- Task goal:
Could you give all of the lines below as a numbered list, leaving out any blank ones?

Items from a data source
## start
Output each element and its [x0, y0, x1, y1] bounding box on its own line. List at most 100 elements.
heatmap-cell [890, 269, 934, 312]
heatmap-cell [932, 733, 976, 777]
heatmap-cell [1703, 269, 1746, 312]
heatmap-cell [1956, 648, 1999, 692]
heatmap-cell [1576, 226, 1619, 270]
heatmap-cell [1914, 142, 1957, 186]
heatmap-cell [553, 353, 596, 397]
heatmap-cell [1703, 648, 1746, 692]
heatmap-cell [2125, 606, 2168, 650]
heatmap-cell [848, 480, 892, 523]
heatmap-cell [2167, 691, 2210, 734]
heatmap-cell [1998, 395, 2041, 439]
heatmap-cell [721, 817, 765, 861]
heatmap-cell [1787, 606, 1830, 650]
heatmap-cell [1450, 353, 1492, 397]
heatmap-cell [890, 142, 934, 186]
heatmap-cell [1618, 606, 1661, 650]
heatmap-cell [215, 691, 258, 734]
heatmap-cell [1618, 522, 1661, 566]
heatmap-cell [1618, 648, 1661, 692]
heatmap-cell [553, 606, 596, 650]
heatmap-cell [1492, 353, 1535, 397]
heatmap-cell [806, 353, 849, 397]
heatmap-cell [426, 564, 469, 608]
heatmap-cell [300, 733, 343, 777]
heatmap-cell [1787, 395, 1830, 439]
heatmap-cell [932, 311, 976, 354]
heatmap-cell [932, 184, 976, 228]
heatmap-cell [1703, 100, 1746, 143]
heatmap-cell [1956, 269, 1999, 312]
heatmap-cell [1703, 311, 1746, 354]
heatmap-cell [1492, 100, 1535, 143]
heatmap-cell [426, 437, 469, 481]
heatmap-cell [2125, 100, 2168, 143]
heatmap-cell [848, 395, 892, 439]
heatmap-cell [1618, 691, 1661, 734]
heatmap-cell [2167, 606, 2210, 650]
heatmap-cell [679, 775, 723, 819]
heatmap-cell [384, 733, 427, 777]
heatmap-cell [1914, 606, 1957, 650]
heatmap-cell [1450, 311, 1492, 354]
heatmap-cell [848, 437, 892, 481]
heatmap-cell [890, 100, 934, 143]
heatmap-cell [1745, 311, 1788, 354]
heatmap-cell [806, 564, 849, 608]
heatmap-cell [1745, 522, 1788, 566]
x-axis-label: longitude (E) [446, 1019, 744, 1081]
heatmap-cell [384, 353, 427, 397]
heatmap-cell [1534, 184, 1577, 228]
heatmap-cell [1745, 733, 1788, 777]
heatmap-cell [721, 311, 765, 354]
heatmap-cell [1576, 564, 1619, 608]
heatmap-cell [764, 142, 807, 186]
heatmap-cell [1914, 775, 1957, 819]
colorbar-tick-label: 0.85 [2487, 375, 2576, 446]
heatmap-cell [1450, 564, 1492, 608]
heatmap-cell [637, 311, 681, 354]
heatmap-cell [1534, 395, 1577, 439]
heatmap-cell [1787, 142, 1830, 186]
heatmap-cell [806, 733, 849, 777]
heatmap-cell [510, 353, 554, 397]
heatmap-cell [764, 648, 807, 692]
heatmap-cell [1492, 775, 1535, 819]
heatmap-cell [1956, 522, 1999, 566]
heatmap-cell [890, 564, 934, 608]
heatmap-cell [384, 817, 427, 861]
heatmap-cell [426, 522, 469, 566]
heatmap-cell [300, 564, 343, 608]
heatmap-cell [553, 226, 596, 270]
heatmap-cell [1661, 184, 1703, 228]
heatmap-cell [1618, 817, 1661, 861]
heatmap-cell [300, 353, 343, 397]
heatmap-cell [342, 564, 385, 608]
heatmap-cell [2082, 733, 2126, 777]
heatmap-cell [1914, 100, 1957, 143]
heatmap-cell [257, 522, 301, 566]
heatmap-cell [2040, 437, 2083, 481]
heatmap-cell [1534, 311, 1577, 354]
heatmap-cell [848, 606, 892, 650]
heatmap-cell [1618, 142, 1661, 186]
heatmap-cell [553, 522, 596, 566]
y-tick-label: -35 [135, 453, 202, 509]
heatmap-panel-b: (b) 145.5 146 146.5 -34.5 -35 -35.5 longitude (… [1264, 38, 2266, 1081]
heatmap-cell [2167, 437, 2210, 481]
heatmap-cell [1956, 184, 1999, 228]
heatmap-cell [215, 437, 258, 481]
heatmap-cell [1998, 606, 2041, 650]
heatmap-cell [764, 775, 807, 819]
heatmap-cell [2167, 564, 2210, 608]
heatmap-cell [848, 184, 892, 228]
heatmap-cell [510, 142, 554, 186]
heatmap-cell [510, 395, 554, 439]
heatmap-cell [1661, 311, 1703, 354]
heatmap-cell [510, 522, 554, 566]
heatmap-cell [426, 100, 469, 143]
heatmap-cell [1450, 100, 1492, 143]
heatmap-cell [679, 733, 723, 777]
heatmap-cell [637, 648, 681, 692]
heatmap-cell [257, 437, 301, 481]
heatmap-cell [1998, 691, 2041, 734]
## end
- Answer for this exercise:
1. Output each element and its [x0, y0, x1, y1] bounding box on its own line. List at most 100 elements.
2. heatmap-cell [890, 269, 934, 312]
3. heatmap-cell [932, 733, 976, 777]
4. heatmap-cell [1703, 269, 1746, 312]
5. heatmap-cell [1956, 648, 1999, 692]
6. heatmap-cell [1576, 226, 1619, 270]
7. heatmap-cell [1914, 142, 1957, 186]
8. heatmap-cell [553, 353, 596, 397]
9. heatmap-cell [1703, 648, 1746, 692]
10. heatmap-cell [2125, 606, 2168, 650]
11. heatmap-cell [848, 480, 892, 523]
12. heatmap-cell [2167, 691, 2210, 734]
13. heatmap-cell [1998, 395, 2041, 439]
14. heatmap-cell [721, 817, 765, 861]
15. heatmap-cell [1787, 606, 1830, 650]
16. heatmap-cell [1450, 353, 1492, 397]
17. heatmap-cell [890, 142, 934, 186]
18. heatmap-cell [1618, 606, 1661, 650]
19. heatmap-cell [215, 691, 258, 734]
20. heatmap-cell [1618, 522, 1661, 566]
21. heatmap-cell [1618, 648, 1661, 692]
22. heatmap-cell [553, 606, 596, 650]
23. heatmap-cell [1492, 353, 1535, 397]
24. heatmap-cell [806, 353, 849, 397]
25. heatmap-cell [426, 564, 469, 608]
26. heatmap-cell [300, 733, 343, 777]
27. heatmap-cell [1787, 395, 1830, 439]
28. heatmap-cell [932, 311, 976, 354]
29. heatmap-cell [932, 184, 976, 228]
30. heatmap-cell [1703, 100, 1746, 143]
31. heatmap-cell [1956, 269, 1999, 312]
32. heatmap-cell [1703, 311, 1746, 354]
33. heatmap-cell [1492, 100, 1535, 143]
34. heatmap-cell [426, 437, 469, 481]
35. heatmap-cell [2125, 100, 2168, 143]
36. heatmap-cell [848, 395, 892, 439]
37. heatmap-cell [1618, 691, 1661, 734]
38. heatmap-cell [2167, 606, 2210, 650]
39. heatmap-cell [679, 775, 723, 819]
40. heatmap-cell [384, 733, 427, 777]
41. heatmap-cell [1914, 606, 1957, 650]
42. heatmap-cell [1450, 311, 1492, 354]
43. heatmap-cell [848, 437, 892, 481]
44. heatmap-cell [890, 100, 934, 143]
45. heatmap-cell [1745, 311, 1788, 354]
46. heatmap-cell [806, 564, 849, 608]
47. heatmap-cell [1745, 522, 1788, 566]
48. x-axis-label: longitude (E) [446, 1019, 744, 1081]
49. heatmap-cell [384, 353, 427, 397]
50. heatmap-cell [1534, 184, 1577, 228]
51. heatmap-cell [1745, 733, 1788, 777]
52. heatmap-cell [721, 311, 765, 354]
53. heatmap-cell [1576, 564, 1619, 608]
54. heatmap-cell [764, 142, 807, 186]
55. heatmap-cell [1914, 775, 1957, 819]
56. colorbar-tick-label: 0.85 [2487, 375, 2576, 446]
57. heatmap-cell [1450, 564, 1492, 608]
58. heatmap-cell [637, 311, 681, 354]
59. heatmap-cell [1534, 395, 1577, 439]
60. heatmap-cell [1787, 142, 1830, 186]
61. heatmap-cell [806, 733, 849, 777]
62. heatmap-cell [510, 353, 554, 397]
63. heatmap-cell [764, 648, 807, 692]
64. heatmap-cell [1492, 775, 1535, 819]
65. heatmap-cell [1956, 522, 1999, 566]
66. heatmap-cell [890, 564, 934, 608]
67. heatmap-cell [384, 817, 427, 861]
68. heatmap-cell [426, 522, 469, 566]
69. heatmap-cell [300, 564, 343, 608]
70. heatmap-cell [553, 226, 596, 270]
71. heatmap-cell [1661, 184, 1703, 228]
72. heatmap-cell [1618, 817, 1661, 861]
73. heatmap-cell [300, 353, 343, 397]
74. heatmap-cell [342, 564, 385, 608]
75. heatmap-cell [2082, 733, 2126, 777]
76. heatmap-cell [1914, 100, 1957, 143]
77. heatmap-cell [257, 522, 301, 566]
78. heatmap-cell [2040, 437, 2083, 481]
79. heatmap-cell [1534, 311, 1577, 354]
80. heatmap-cell [848, 606, 892, 650]
81. heatmap-cell [1618, 142, 1661, 186]
82. heatmap-cell [553, 522, 596, 566]
83. y-tick-label: -35 [135, 453, 202, 509]
84. heatmap-panel-b: (b) 145.5 146 146.5 -34.5 -35 -35.5 longitude (… [1264, 38, 2266, 1081]
85. heatmap-cell [2167, 437, 2210, 481]
86. heatmap-cell [1956, 184, 1999, 228]
87. heatmap-cell [215, 437, 258, 481]
88. heatmap-cell [1998, 606, 2041, 650]
89. heatmap-cell [764, 775, 807, 819]
90. heatmap-cell [2167, 564, 2210, 608]
91. heatmap-cell [848, 184, 892, 228]
92. heatmap-cell [510, 142, 554, 186]
93. heatmap-cell [510, 395, 554, 439]
94. heatmap-cell [1661, 311, 1703, 354]
95. heatmap-cell [510, 522, 554, 566]
96. heatmap-cell [426, 100, 469, 143]
97. heatmap-cell [1450, 100, 1492, 143]
98. heatmap-cell [679, 733, 723, 777]
99. heatmap-cell [637, 648, 681, 692]
100. heatmap-cell [257, 437, 301, 481]
101. heatmap-cell [1998, 691, 2041, 734]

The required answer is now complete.